■ DATA LINES ■
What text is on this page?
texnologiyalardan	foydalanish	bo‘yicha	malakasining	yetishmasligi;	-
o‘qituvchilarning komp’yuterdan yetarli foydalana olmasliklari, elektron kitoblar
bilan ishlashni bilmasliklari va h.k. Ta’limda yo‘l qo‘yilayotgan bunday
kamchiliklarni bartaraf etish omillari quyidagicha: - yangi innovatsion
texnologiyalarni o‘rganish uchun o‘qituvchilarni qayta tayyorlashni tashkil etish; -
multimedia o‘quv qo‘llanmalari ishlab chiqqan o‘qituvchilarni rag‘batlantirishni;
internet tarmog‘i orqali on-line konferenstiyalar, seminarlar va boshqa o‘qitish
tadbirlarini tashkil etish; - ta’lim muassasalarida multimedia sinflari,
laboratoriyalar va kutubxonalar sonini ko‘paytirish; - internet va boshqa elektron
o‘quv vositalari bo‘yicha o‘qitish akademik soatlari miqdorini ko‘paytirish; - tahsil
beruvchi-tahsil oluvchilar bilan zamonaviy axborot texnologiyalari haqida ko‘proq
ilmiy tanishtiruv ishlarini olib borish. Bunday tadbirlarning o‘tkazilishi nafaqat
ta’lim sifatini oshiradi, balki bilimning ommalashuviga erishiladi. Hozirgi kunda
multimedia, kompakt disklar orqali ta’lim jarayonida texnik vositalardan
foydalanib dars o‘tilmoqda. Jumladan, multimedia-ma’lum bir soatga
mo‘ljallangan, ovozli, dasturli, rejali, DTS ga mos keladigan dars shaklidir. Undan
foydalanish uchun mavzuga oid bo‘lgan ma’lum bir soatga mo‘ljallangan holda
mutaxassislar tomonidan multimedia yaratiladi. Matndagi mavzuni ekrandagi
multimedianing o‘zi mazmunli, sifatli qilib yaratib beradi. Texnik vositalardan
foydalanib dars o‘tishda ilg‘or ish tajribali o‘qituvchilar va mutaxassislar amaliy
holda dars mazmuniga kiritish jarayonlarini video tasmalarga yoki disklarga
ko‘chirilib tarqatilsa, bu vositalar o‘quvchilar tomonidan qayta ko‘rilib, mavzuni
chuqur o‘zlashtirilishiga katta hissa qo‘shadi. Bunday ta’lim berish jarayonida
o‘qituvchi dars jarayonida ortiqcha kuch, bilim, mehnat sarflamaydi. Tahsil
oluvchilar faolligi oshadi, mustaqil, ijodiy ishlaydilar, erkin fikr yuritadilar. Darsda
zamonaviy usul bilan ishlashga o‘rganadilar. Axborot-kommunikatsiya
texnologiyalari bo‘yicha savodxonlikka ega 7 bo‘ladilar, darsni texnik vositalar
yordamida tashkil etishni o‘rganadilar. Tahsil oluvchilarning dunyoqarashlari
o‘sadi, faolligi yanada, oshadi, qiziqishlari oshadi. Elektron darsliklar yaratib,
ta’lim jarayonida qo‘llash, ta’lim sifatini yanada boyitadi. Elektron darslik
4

■ EXERCISE ■
Write out the whole listing again, exactly as it stands.

■ THE RESPONSE ■
What text is on this page?
texnologiyalardan	foydalanish	bo‘yicha	malakasining	yetishmasligi;	-
o‘qituvchilarning komp’yuterdan yetarli foydalana olmasliklari, elektron kitoblar
bilan ishlashni bilmasliklari va h.k. Ta’limda yo‘l qo‘yilayotgan bunday
kamchiliklarni bartaraf etish omillari quyidagicha: - yangi innovatsion
texnologiyalarni o‘rganish uchun o‘qituvchilarni qayta tayyorlashni tashkil etish; -
multimedia o‘quv qo‘llanmalari ishlab chiqqan o‘qituvchilarni rag‘batlantirishni;
internet tarmog‘i orqali on-line konferenstiyalar, seminarlar va boshqa o‘qitish
tadbirlarini tashkil etish; - ta’lim muassasalarida multimedia sinflari,
laboratoriyalar va kutubxonalar sonini ko‘paytirish; - internet va boshqa elektron
o‘quv vositalari bo‘yicha o‘qitish akademik soatlari miqdorini ko‘paytirish; - tahsil
beruvchi-tahsil oluvchilar bilan zamonaviy axborot texnologiyalari haqida ko‘proq
ilmiy tanishtiruv ishlarini olib borish. Bunday tadbirlarning o‘tkazilishi nafaqat
ta’lim sifatini oshiradi, balki bilimning ommalashuviga erishiladi. Hozirgi kunda
multimedia, kompakt disklar orqali ta’lim jarayonida texnik vositalardan
foydalanib dars o‘tilmoqda. Jumladan, multimedia-ma’lum bir soatga
mo‘ljallangan, ovozli, dasturli, rejali, DTS ga mos keladigan dars shaklidir. Undan
foydalanish uchun mavzuga oid bo‘lgan ma’lum bir soatga mo‘ljallangan holda
mutaxassislar tomonidan multimedia yaratiladi. Matndagi mavzuni ekrandagi
multimedianing o‘zi mazmunli, sifatli qilib yaratib beradi. Texnik vositalardan
foydalanib dars o‘tishda ilg‘or ish tajribali o‘qituvchilar va mutaxassislar amaliy
holda dars mazmuniga kiritish jarayonlarini video tasmalarga yoki disklarga
ko‘chirilib tarqatilsa, bu vositalar o‘quvchilar tomonidan qayta ko‘rilib, mavzuni
chuqur o‘zlashtirilishiga katta hissa qo‘shadi. Bunday ta’lim berish jarayonida
o‘qituvchi dars jarayonida ortiqcha kuch, bilim, mehnat sarflamaydi. Tahsil
oluvchilar faolligi oshadi, mustaqil, ijodiy ishlaydilar, erkin fikr yuritadilar. Darsda
zamonaviy usul bilan ishlashga o‘rganadilar. Axborot-kommunikatsiya
texnologiyalari bo‘yicha savodxonlikka ega 7 bo‘ladilar, darsni texnik vositalar
yordamida tashkil etishni o‘rganadilar. Tahsil oluvchilarning dunyoqarashlari
o‘sadi, faolligi yanada, oshadi, qiziqishlari oshadi. Elektron darsliklar yaratib,
ta’lim jarayonida qo‘llash, ta’lim sifatini yanada boyitadi. Elektron darslik
4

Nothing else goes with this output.